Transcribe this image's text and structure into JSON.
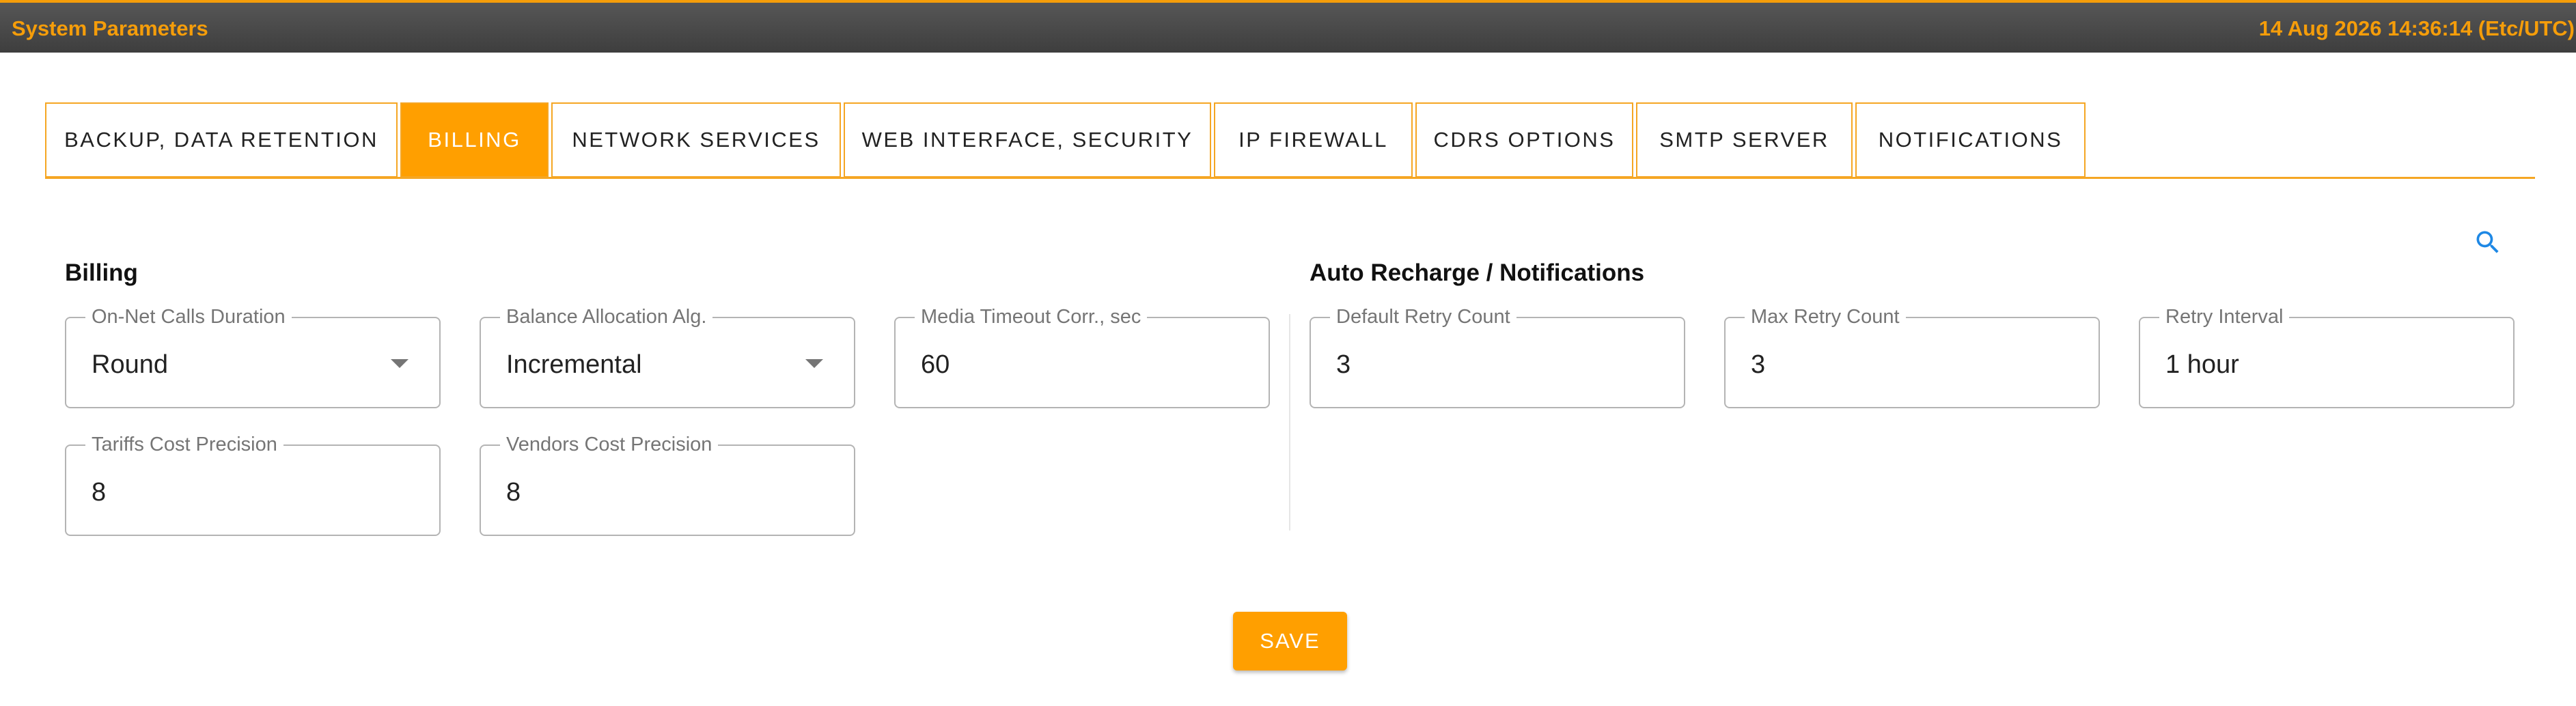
{
  "window": {
    "title": "System Parameters",
    "datetime": "14 Aug 2026 14:36:14 (Etc/UTC)"
  },
  "tabs": [
    {
      "label": "BACKUP, DATA RETENTION",
      "active": false
    },
    {
      "label": "BILLING",
      "active": true
    },
    {
      "label": "NETWORK SERVICES",
      "active": false
    },
    {
      "label": "WEB INTERFACE, SECURITY",
      "active": false
    },
    {
      "label": "IP FIREWALL",
      "active": false
    },
    {
      "label": "CDRS OPTIONS",
      "active": false
    },
    {
      "label": "SMTP SERVER",
      "active": false
    },
    {
      "label": "NOTIFICATIONS",
      "active": false
    }
  ],
  "search": {
    "icon": "search-icon"
  },
  "billing": {
    "title": "Billing",
    "on_net_calls_duration": {
      "label": "On-Net Calls Duration",
      "value": "Round"
    },
    "balance_allocation_alg": {
      "label": "Balance Allocation Alg.",
      "value": "Incremental"
    },
    "media_timeout_corr": {
      "label": "Media Timeout Corr., sec",
      "value": "60"
    },
    "tariffs_cost_precision": {
      "label": "Tariffs Cost Precision",
      "value": "8"
    },
    "vendors_cost_precision": {
      "label": "Vendors Cost Precision",
      "value": "8"
    }
  },
  "auto_recharge": {
    "title": "Auto Recharge / Notifications",
    "default_retry_count": {
      "label": "Default Retry Count",
      "value": "3"
    },
    "max_retry_count": {
      "label": "Max Retry Count",
      "value": "3"
    },
    "retry_interval": {
      "label": "Retry Interval",
      "value": "1 hour"
    }
  },
  "actions": {
    "save_label": "SAVE"
  },
  "colors": {
    "accent": "#ff9f00",
    "header_bg": "#4a4a4a",
    "header_text": "#f59d0a"
  }
}
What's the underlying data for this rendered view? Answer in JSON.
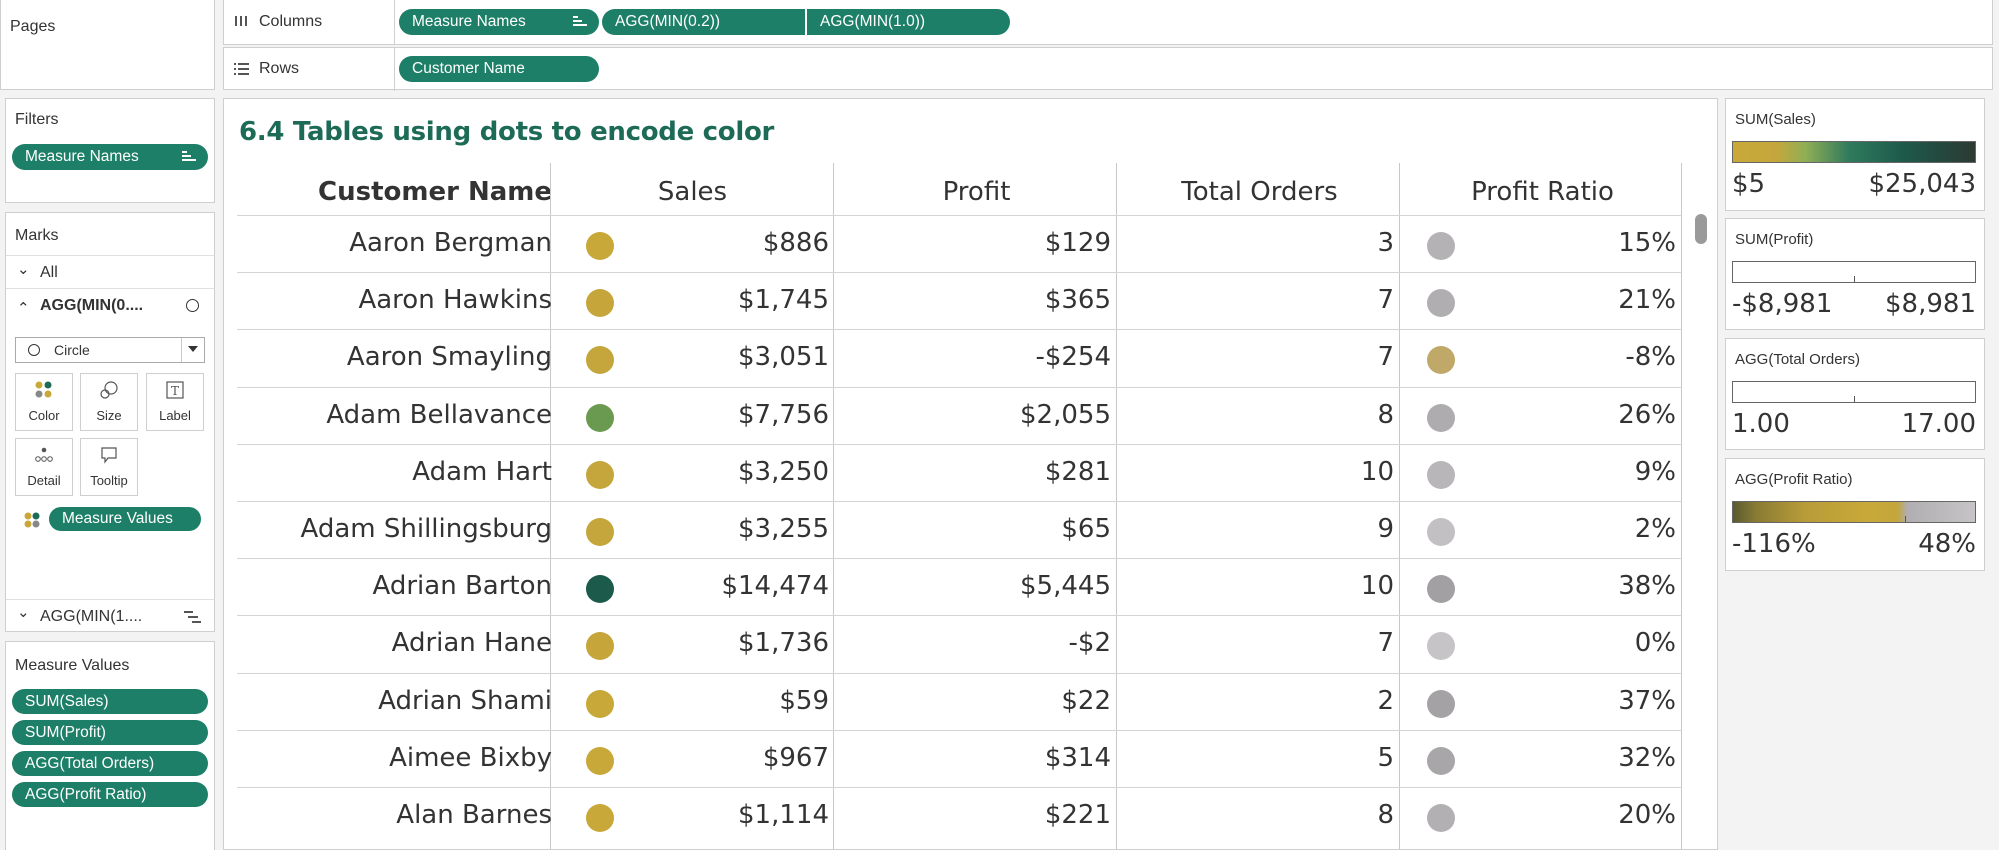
{
  "shelves": {
    "pages_title": "Pages",
    "columns_label": "Columns",
    "rows_label": "Rows",
    "columns_pills": [
      "Measure Names",
      "AGG(MIN(0.2))",
      "AGG(MIN(1.0))"
    ],
    "rows_pills": [
      "Customer Name"
    ]
  },
  "filters": {
    "title": "Filters",
    "pill": "Measure Names"
  },
  "marks": {
    "title": "Marks",
    "all_label": "All",
    "layer1_label": "AGG(MIN(0....",
    "mark_type": "Circle",
    "buttons": [
      "Color",
      "Size",
      "Label",
      "Detail",
      "Tooltip"
    ],
    "color_pill": "Measure Values",
    "layer2_label": "AGG(MIN(1...."
  },
  "measure_values": {
    "title": "Measure Values",
    "pills": [
      "SUM(Sales)",
      "SUM(Profit)",
      "AGG(Total Orders)",
      "AGG(Profit Ratio)"
    ]
  },
  "view": {
    "title": "6.4 Tables using dots to encode color",
    "headers": [
      "Customer Name",
      "Sales",
      "Profit",
      "Total Orders",
      "Profit Ratio"
    ],
    "rows": [
      {
        "name": "Aaron Bergman",
        "sales": "$886",
        "profit": "$129",
        "orders": "3",
        "ratio": "15%",
        "sales_color": "#c8a838",
        "ratio_color": "#b4b2b4"
      },
      {
        "name": "Aaron Hawkins",
        "sales": "$1,745",
        "profit": "$365",
        "orders": "7",
        "ratio": "21%",
        "sales_color": "#c6a63a",
        "ratio_color": "#b0aeb0"
      },
      {
        "name": "Aaron Smayling",
        "sales": "$3,051",
        "profit": "-$254",
        "orders": "7",
        "ratio": "-8%",
        "sales_color": "#c4a63c",
        "ratio_color": "#c0a868"
      },
      {
        "name": "Adam Bellavance",
        "sales": "$7,756",
        "profit": "$2,055",
        "orders": "8",
        "ratio": "26%",
        "sales_color": "#6a9a50",
        "ratio_color": "#aeacae"
      },
      {
        "name": "Adam Hart",
        "sales": "$3,250",
        "profit": "$281",
        "orders": "10",
        "ratio": "9%",
        "sales_color": "#c4a63c",
        "ratio_color": "#b8b6b8"
      },
      {
        "name": "Adam Shillingsburg",
        "sales": "$3,255",
        "profit": "$65",
        "orders": "9",
        "ratio": "2%",
        "sales_color": "#c4a63c",
        "ratio_color": "#c2c0c2"
      },
      {
        "name": "Adrian Barton",
        "sales": "$14,474",
        "profit": "$5,445",
        "orders": "10",
        "ratio": "38%",
        "sales_color": "#1c5a4c",
        "ratio_color": "#a2a0a2"
      },
      {
        "name": "Adrian Hane",
        "sales": "$1,736",
        "profit": "-$2",
        "orders": "7",
        "ratio": "0%",
        "sales_color": "#c6a63a",
        "ratio_color": "#c6c4c6"
      },
      {
        "name": "Adrian Shami",
        "sales": "$59",
        "profit": "$22",
        "orders": "2",
        "ratio": "37%",
        "sales_color": "#c8a838",
        "ratio_color": "#a4a2a4"
      },
      {
        "name": "Aimee Bixby",
        "sales": "$967",
        "profit": "$314",
        "orders": "5",
        "ratio": "32%",
        "sales_color": "#c8a838",
        "ratio_color": "#a8a6a8"
      },
      {
        "name": "Alan Barnes",
        "sales": "$1,114",
        "profit": "$221",
        "orders": "8",
        "ratio": "20%",
        "sales_color": "#c8a838",
        "ratio_color": "#b2b0b2"
      }
    ]
  },
  "legends": [
    {
      "title": "SUM(Sales)",
      "lo": "$5",
      "hi": "$25,043",
      "kind": "sales"
    },
    {
      "title": "SUM(Profit)",
      "lo": "-$8,981",
      "hi": "$8,981",
      "kind": "blank"
    },
    {
      "title": "AGG(Total Orders)",
      "lo": "1.00",
      "hi": "17.00",
      "kind": "blank"
    },
    {
      "title": "AGG(Profit Ratio)",
      "lo": "-116%",
      "hi": "48%",
      "kind": "ratio"
    }
  ],
  "colors": {
    "pill": "#1d7f67",
    "title": "#1d6b57"
  }
}
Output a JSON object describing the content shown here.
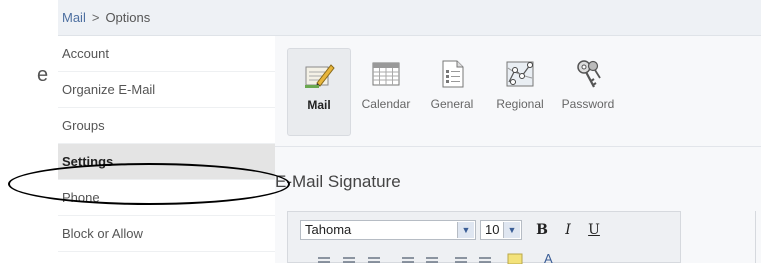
{
  "stray_text": "e",
  "breadcrumb": {
    "root": "Mail",
    "separator": ">",
    "current": "Options"
  },
  "sidebar": {
    "items": [
      {
        "label": "Account"
      },
      {
        "label": "Organize E-Mail"
      },
      {
        "label": "Groups"
      },
      {
        "label": "Settings",
        "selected": true
      },
      {
        "label": "Phone"
      },
      {
        "label": "Block or Allow"
      }
    ]
  },
  "options_toolbar": {
    "buttons": [
      {
        "label": "Mail",
        "icon": "mail-settings-icon",
        "active": true
      },
      {
        "label": "Calendar",
        "icon": "calendar-icon"
      },
      {
        "label": "General",
        "icon": "general-document-icon"
      },
      {
        "label": "Regional",
        "icon": "regional-map-icon"
      },
      {
        "label": "Password",
        "icon": "keys-icon"
      }
    ]
  },
  "signature": {
    "title": "E-Mail Signature",
    "font": "Tahoma",
    "size": "10",
    "bold": "B",
    "italic": "I",
    "underline": "U"
  },
  "colors": {
    "accent": "#4d6fa0",
    "selected_bg": "#e4e4e4",
    "breadcrumb_bg": "#eef1f5"
  }
}
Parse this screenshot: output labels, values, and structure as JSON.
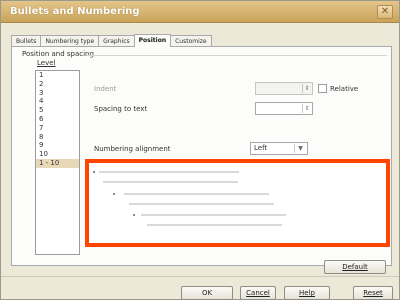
{
  "window": {
    "title": "Bullets and Numbering",
    "close_glyph": "✕"
  },
  "tabs": [
    {
      "label": "Bullets"
    },
    {
      "label": "Numbering type"
    },
    {
      "label": "Graphics"
    },
    {
      "label": "Position"
    },
    {
      "label": "Customize"
    }
  ],
  "active_tab": "Position",
  "section": {
    "title": "Position and spacing",
    "level_label": "Level"
  },
  "levels": [
    "1",
    "2",
    "3",
    "4",
    "5",
    "6",
    "7",
    "8",
    "9",
    "10",
    "1 - 10"
  ],
  "selected_level": "1 - 10",
  "fields": {
    "indent_label": "Indent",
    "indent_value": "",
    "relative_label": "Relative",
    "relative_checked": false,
    "spacing_label": "Spacing to text",
    "spacing_value": "",
    "alignment_label": "Numbering alignment",
    "alignment_value": "Left"
  },
  "buttons": {
    "default": "Default",
    "ok": "OK",
    "cancel": "Cancel",
    "help": "Help",
    "reset": "Reset"
  },
  "colors": {
    "highlight_border": "#ff4500",
    "title_bar": "#d6b46e",
    "selected_level_bg": "#e7d9b8"
  }
}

§

### What you need to do
Copy out every line from the material above in which the word "true" appears.

### Full response
      "active": true
        "selected": true
        "active": true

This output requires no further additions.